● **Your instructions**
Write out the listing below again, precisely as it is given.
— START OF Available records —
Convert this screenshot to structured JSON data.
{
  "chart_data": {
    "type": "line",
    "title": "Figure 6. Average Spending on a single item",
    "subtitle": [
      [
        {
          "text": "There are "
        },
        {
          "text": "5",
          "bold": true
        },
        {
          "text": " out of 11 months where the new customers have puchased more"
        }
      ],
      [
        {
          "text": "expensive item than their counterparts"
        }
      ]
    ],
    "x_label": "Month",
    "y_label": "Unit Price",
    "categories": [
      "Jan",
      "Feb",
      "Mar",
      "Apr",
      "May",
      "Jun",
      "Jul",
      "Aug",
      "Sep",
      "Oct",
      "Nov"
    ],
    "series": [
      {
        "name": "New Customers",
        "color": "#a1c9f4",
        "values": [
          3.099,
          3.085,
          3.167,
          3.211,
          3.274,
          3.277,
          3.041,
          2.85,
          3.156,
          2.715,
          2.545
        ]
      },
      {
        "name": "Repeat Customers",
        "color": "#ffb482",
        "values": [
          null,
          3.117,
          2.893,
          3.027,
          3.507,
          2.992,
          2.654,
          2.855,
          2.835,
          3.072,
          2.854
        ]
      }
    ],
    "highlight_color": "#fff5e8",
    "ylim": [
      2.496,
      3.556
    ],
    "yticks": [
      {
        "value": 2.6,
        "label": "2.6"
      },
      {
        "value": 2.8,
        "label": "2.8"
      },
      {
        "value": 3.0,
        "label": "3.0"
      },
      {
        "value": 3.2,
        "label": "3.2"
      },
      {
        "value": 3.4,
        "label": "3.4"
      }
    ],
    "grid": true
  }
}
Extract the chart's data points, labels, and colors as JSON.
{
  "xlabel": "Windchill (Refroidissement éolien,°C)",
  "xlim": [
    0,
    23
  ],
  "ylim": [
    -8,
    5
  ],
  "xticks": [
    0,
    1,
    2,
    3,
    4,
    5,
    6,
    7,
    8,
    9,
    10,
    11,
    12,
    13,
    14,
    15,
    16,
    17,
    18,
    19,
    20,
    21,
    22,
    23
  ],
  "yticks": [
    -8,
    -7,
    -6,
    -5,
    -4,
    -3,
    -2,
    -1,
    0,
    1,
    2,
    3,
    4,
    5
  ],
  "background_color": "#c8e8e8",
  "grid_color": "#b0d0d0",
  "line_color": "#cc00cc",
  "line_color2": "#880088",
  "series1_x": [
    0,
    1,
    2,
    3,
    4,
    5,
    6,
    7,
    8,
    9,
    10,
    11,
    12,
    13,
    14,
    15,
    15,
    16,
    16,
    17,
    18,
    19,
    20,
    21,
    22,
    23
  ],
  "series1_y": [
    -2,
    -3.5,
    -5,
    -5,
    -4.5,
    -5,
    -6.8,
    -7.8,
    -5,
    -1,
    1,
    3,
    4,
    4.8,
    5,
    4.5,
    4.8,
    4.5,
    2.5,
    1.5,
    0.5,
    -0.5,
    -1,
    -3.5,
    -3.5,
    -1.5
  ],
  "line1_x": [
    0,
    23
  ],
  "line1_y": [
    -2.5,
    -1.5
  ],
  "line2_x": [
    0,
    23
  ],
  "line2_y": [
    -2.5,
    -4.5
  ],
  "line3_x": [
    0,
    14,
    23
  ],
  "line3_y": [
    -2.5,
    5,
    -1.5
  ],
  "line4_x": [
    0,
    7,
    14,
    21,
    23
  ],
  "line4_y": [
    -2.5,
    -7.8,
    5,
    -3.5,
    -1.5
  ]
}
— END OF Available records —
● **Completed exercise**
Convert this screenshot to structured JSON data.
{
  "chart_data": {
    "type": "line",
    "title": "Figure 6. Average Spending on a single item",
    "subtitle": [
      [
        {
          "text": "There are "
        },
        {
          "text": "5",
          "bold": true
        },
        {
          "text": " out of 11 months where the new customers have puchased more"
        }
      ],
      [
        {
          "text": "expensive item than their counterparts"
        }
      ]
    ],
    "x_label": "Month",
    "y_label": "Unit Price",
    "categories": [
      "Jan",
      "Feb",
      "Mar",
      "Apr",
      "May",
      "Jun",
      "Jul",
      "Aug",
      "Sep",
      "Oct",
      "Nov"
    ],
    "series": [
      {
        "name": "New Customers",
        "color": "#a1c9f4",
        "values": [
          3.099,
          3.085,
          3.167,
          3.211,
          3.274,
          3.277,
          3.041,
          2.85,
          3.156,
          2.715,
          2.545
        ]
      },
      {
        "name": "Repeat Customers",
        "color": "#ffb482",
        "values": [
          null,
          3.117,
          2.893,
          3.027,
          3.507,
          2.992,
          2.654,
          2.855,
          2.835,
          3.072,
          2.854
        ]
      }
    ],
    "highlight_color": "#fff5e8",
    "ylim": [
      2.496,
      3.556
    ],
    "yticks": [
      {
        "value": 2.6,
        "label": "2.6"
      },
      {
        "value": 2.8,
        "label": "2.8"
      },
      {
        "value": 3.0,
        "label": "3.0"
      },
      {
        "value": 3.2,
        "label": "3.2"
      },
      {
        "value": 3.4,
        "label": "3.4"
      }
    ],
    "grid": true
  }
}
Extract the chart's data points, labels, and colors as JSON.
{
  "xlabel": "Windchill (Refroidissement éolien,°C)",
  "xlim": [
    0,
    23
  ],
  "ylim": [
    -8,
    5
  ],
  "xticks": [
    0,
    1,
    2,
    3,
    4,
    5,
    6,
    7,
    8,
    9,
    10,
    11,
    12,
    13,
    14,
    15,
    16,
    17,
    18,
    19,
    20,
    21,
    22,
    23
  ],
  "yticks": [
    -8,
    -7,
    -6,
    -5,
    -4,
    -3,
    -2,
    -1,
    0,
    1,
    2,
    3,
    4,
    5
  ],
  "background_color": "#c8e8e8",
  "grid_color": "#b0d0d0",
  "line_color": "#cc00cc",
  "line_color2": "#880088",
  "series1_x": [
    0,
    1,
    2,
    3,
    4,
    5,
    6,
    7,
    8,
    9,
    10,
    11,
    12,
    13,
    14,
    15,
    15,
    16,
    16,
    17,
    18,
    19,
    20,
    21,
    22,
    23
  ],
  "series1_y": [
    -2,
    -3.5,
    -5,
    -5,
    -4.5,
    -5,
    -6.8,
    -7.8,
    -5,
    -1,
    1,
    3,
    4,
    4.8,
    5,
    4.5,
    4.8,
    4.5,
    2.5,
    1.5,
    0.5,
    -0.5,
    -1,
    -3.5,
    -3.5,
    -1.5
  ],
  "line1_x": [
    0,
    23
  ],
  "line1_y": [
    -2.5,
    -1.5
  ],
  "line2_x": [
    0,
    23
  ],
  "line2_y": [
    -2.5,
    -4.5
  ],
  "line3_x": [
    0,
    14,
    23
  ],
  "line3_y": [
    -2.5,
    5,
    -1.5
  ],
  "line4_x": [
    0,
    7,
    14,
    21,
    23
  ],
  "line4_y": [
    -2.5,
    -7.8,
    5,
    -3.5,
    -1.5
  ]
}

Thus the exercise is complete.